**Text excerpt**

The person's sense of self (i.e., of who he is) may be disturbed. He may be apathetic and may lack the drive and ability to pursue a course of action to its logical conclusion, or he may withdraw from the world, become detached from others, and become preoccupied with silly, bizarre, or nonsensical fantasies.

Such symptoms are more typical of chronic rather than of acute schizophrenics.

Different authorities have recognized many different types of schizophrenia, and there are intermediate stages between the disease and other conditions. Four major types of schizophrenia are still recognized by the DSM-III: the disorganized or hebephrenic type, the catatonic type, the paranoid type, and the simple or undifferentiated type.

Hebephrenic schizophrenia is characterized by grossly inappropriate, shallow, or silly emotional responses and by incoherent thought and speech. Catatonic schizophrenia is marked by striking motor behaviour, such as remaining motionless in a rigid posture for hours or days, and by stupor or mutism.

Paranoid schizophrenia is marked by the presence of prominent delusions of a persecutory and/or grandiose nature.

Undifferentiated schizophrenia is marked by an insidious or gradual reduction in the person's interest in and relations with the external world and by a pervasive impoverishment of his personality and emotional responses.

Course and prognosis

The course of schizophrenic illness is extremely variable.

**Directions for this task**
According to the text on schizophrenia, what four major types does the DSM-III still recognize?

**Recorded information**
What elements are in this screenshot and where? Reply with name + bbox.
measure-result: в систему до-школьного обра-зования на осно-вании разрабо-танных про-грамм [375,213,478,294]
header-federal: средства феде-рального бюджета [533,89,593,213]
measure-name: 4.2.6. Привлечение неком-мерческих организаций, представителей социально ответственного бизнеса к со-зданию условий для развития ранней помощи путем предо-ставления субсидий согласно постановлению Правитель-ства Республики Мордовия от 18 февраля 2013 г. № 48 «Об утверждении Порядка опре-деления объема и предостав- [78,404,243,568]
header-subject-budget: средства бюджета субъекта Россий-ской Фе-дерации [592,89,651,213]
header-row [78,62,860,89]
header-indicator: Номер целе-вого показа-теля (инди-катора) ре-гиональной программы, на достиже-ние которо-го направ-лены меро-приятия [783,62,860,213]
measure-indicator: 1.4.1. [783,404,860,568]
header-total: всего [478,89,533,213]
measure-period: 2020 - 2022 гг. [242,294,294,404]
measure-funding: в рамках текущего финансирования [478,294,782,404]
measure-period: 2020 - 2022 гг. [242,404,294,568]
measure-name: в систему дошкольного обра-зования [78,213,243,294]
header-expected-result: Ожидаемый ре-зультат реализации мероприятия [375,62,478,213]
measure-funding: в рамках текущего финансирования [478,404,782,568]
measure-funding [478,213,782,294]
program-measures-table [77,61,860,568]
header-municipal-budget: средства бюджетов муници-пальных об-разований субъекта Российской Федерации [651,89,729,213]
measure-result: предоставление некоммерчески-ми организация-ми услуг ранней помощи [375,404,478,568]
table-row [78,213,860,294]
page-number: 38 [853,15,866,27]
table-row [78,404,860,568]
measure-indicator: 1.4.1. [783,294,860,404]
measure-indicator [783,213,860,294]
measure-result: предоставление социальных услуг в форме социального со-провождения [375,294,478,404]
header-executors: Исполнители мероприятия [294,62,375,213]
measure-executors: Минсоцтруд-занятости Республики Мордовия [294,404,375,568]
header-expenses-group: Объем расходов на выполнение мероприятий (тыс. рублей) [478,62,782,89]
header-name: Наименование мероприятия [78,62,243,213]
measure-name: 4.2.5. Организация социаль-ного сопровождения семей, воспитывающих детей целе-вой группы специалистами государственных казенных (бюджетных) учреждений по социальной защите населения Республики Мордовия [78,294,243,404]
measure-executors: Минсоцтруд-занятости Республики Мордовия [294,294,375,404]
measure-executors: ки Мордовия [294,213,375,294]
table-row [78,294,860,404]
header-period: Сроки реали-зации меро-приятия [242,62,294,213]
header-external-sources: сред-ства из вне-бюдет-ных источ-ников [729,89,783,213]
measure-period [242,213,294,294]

**Exercise answer**
The disorganized or hebephrenic type, the catatonic type, the paranoid type, and the simple or undifferentiated type.